═════ EXCERPTED DATA ═════

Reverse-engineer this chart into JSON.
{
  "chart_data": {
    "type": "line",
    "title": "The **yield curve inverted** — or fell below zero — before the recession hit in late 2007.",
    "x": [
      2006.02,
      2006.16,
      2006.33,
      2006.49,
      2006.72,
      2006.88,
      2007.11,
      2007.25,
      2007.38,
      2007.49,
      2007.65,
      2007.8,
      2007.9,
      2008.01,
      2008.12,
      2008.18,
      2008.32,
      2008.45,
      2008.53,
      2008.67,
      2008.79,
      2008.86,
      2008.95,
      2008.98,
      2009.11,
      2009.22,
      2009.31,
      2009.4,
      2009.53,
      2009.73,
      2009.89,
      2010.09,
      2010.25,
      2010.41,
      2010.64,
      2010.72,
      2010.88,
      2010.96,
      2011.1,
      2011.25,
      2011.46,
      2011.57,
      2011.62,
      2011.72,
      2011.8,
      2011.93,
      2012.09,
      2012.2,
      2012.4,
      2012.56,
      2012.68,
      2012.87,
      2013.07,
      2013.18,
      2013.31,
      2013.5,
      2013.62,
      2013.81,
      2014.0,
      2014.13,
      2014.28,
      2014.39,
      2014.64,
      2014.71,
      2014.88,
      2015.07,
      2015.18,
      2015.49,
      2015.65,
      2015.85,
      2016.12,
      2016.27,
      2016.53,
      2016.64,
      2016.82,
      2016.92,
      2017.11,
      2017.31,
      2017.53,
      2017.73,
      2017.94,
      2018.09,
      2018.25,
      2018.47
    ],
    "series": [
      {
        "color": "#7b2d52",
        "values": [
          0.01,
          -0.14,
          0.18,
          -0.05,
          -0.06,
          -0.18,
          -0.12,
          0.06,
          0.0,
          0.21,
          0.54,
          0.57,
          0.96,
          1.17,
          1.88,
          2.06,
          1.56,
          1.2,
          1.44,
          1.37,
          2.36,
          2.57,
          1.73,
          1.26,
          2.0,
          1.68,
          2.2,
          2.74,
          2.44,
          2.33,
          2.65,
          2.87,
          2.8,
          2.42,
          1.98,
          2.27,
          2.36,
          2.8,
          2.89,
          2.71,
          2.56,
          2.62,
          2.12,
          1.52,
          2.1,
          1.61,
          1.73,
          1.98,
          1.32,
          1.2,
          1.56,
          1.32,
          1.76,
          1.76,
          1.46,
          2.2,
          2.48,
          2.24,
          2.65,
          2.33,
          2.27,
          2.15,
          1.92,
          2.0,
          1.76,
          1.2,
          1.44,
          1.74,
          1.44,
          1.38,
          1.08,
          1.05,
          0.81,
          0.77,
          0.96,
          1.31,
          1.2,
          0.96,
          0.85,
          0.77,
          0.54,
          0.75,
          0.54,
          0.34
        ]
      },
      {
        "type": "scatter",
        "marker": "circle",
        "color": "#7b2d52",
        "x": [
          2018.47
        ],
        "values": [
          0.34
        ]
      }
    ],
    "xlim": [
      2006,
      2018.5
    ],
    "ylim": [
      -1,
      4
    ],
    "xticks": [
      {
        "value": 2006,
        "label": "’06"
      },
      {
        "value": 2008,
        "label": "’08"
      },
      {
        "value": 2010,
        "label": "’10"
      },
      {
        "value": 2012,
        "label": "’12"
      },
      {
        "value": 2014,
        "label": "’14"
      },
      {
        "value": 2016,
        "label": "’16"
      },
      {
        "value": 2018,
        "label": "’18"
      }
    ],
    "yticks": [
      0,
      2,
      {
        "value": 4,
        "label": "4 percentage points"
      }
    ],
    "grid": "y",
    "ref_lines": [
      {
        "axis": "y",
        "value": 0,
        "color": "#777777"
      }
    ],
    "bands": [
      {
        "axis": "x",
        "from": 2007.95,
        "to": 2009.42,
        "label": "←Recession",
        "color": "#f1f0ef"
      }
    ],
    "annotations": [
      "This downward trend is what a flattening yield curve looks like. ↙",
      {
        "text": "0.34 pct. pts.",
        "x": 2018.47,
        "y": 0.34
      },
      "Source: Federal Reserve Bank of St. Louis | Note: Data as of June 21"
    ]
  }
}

═════

WHAT YOU NEED TO DO :: Copy every line of the records above that contains "color".

COMPLETE RESPONSE ::
        "color": "#7b2d52",
        "color": "#7b2d52",
        "color": "#777777"
        "color": "#f1f0ef"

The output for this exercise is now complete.